## begin The data

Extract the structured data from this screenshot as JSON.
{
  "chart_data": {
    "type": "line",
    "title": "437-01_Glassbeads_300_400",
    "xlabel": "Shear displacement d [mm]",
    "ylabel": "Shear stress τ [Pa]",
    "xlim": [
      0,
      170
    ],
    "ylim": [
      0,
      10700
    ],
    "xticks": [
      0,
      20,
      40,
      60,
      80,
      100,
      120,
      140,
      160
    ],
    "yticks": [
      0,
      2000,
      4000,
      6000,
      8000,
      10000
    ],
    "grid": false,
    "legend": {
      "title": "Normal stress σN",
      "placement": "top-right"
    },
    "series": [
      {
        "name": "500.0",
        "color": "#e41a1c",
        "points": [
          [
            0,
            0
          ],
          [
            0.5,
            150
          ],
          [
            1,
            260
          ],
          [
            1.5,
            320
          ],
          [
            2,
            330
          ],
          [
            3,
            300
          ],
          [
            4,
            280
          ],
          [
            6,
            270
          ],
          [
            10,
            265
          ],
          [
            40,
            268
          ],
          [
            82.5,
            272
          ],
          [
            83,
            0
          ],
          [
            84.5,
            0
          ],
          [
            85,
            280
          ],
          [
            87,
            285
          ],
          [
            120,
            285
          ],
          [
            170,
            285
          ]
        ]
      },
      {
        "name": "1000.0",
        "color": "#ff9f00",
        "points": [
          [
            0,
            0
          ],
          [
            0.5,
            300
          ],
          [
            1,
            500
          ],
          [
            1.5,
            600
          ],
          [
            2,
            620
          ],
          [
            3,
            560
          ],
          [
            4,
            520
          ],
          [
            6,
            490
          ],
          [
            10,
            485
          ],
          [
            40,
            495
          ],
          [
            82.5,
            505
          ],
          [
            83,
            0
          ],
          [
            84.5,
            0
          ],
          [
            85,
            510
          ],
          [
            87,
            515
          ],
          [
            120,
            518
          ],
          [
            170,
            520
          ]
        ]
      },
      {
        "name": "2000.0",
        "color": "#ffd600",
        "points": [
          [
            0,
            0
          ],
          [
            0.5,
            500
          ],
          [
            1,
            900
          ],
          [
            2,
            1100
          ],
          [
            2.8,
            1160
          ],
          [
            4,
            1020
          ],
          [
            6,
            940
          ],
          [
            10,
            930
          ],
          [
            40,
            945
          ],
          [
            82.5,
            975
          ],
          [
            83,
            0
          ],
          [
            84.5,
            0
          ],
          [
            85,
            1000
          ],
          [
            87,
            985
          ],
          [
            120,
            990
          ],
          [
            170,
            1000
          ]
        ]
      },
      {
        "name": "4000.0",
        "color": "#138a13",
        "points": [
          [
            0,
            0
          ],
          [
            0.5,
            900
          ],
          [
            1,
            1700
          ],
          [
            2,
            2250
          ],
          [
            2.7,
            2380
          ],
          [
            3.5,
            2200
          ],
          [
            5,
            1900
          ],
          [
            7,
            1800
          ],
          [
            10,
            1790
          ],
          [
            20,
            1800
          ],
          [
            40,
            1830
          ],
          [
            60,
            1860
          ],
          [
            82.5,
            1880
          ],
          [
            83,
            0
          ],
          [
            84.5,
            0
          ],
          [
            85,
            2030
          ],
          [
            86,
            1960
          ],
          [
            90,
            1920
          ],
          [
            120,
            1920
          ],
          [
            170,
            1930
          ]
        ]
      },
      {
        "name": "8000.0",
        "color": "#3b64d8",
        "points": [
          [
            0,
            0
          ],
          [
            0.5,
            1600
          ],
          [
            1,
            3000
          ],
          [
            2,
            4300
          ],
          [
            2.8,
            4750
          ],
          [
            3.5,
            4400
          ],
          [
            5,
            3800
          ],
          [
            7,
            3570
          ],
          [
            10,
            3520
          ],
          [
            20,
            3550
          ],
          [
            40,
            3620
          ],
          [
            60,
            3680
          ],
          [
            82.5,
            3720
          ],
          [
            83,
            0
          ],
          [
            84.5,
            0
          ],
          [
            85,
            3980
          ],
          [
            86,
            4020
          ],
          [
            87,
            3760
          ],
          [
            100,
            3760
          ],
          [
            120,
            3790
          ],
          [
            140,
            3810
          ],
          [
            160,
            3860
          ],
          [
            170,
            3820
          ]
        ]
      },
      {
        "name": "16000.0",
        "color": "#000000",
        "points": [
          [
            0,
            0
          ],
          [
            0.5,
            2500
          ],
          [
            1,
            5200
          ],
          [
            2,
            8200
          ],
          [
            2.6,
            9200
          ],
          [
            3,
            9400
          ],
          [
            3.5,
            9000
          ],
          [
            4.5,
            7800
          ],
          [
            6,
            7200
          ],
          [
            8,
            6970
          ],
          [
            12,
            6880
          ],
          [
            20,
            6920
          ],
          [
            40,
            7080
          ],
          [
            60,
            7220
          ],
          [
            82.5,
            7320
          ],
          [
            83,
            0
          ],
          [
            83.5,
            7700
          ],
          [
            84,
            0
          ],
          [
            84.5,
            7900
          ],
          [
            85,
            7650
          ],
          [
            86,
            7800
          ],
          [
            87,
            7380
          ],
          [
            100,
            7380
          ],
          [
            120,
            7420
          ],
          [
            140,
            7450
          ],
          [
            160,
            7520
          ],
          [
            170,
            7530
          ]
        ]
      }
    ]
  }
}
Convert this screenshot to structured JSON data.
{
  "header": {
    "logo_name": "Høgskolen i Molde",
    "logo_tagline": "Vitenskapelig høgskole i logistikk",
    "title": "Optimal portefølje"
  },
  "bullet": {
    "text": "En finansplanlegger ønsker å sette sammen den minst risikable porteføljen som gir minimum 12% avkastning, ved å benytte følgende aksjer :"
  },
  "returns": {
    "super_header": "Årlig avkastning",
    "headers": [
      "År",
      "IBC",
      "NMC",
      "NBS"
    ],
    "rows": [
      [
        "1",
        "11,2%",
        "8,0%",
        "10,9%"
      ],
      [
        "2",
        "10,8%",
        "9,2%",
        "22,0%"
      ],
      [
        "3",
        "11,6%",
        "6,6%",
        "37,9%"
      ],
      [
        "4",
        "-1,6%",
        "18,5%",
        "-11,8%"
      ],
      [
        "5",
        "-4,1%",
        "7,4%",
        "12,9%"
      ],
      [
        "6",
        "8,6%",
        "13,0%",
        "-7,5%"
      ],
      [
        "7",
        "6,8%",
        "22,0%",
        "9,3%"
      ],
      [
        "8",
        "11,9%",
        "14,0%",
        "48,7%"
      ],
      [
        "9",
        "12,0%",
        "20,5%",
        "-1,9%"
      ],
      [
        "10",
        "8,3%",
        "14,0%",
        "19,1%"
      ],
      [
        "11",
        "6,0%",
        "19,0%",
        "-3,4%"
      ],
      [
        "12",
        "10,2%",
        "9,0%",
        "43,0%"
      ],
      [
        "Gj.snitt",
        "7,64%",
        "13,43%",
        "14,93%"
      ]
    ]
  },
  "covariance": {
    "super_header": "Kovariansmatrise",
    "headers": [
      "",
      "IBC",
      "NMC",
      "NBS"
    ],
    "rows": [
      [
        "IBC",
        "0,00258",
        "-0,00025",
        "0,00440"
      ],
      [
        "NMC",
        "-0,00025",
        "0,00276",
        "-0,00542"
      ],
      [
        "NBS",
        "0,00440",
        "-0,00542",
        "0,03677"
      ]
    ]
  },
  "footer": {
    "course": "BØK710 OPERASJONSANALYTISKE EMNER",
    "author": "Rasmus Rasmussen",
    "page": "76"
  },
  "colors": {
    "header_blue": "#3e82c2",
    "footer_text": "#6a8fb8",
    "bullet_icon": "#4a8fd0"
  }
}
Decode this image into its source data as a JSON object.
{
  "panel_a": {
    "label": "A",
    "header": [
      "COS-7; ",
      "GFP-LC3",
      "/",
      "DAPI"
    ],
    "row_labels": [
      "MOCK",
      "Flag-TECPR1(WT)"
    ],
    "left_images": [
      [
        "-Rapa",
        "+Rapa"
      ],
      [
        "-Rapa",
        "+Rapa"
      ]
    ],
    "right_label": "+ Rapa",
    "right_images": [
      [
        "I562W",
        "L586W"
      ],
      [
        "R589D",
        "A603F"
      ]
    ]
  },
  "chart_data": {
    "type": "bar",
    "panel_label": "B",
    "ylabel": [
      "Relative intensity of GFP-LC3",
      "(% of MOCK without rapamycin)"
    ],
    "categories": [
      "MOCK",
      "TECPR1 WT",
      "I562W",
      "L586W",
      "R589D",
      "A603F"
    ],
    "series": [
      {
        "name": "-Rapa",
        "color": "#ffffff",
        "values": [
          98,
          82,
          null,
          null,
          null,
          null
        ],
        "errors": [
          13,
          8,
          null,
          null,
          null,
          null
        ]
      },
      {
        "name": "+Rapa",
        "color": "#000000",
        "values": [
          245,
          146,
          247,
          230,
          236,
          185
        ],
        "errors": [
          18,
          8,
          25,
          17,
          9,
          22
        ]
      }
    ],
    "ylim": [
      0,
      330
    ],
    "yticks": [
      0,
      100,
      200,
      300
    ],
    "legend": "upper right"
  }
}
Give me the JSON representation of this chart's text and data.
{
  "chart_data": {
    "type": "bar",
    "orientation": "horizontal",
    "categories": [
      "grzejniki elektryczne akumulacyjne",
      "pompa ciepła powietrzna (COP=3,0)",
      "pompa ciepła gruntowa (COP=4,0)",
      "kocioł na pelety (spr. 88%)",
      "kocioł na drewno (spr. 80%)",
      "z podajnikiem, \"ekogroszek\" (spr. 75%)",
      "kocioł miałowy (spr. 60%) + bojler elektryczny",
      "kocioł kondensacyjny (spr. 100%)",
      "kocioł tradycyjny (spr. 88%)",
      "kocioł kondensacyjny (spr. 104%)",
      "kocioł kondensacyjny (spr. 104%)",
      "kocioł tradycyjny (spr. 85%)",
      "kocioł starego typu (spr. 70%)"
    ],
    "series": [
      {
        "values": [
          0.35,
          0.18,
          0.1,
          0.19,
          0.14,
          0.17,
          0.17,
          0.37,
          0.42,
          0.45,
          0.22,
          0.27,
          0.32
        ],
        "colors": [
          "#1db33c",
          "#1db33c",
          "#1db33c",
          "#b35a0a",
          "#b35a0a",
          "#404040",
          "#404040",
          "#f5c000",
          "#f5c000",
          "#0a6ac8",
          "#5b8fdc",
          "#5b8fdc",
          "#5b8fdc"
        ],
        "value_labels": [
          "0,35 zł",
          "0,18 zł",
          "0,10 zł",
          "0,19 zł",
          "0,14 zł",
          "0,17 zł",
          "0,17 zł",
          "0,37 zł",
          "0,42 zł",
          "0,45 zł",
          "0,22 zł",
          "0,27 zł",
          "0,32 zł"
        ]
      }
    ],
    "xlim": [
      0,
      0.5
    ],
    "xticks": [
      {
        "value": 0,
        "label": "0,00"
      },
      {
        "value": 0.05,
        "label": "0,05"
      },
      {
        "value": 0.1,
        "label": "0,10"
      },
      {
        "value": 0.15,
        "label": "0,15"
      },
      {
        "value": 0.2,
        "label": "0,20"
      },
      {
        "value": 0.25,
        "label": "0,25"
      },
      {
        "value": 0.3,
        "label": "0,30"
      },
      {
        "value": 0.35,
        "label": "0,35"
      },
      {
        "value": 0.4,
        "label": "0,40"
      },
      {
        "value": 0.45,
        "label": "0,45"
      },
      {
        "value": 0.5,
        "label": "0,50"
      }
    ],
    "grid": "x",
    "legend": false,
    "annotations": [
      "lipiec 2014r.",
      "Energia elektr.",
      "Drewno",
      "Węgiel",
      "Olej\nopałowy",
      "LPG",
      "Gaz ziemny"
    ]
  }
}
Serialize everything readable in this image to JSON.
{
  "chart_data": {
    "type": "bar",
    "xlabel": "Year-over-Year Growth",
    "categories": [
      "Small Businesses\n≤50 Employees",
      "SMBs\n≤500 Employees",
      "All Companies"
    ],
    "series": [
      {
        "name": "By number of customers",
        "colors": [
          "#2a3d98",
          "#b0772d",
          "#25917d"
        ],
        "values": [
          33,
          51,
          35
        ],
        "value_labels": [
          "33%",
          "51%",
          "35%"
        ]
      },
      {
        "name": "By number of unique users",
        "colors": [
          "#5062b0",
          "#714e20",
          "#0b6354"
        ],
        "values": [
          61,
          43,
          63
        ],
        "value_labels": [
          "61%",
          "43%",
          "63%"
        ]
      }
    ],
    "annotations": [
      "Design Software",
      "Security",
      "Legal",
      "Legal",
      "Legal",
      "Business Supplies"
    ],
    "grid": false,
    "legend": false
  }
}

## end The data

Problem to solve >>
Pull out every line in the data above that has the word "number".

Exercise result >>
        "name": "By number of customers",
        "name": "By number of unique users",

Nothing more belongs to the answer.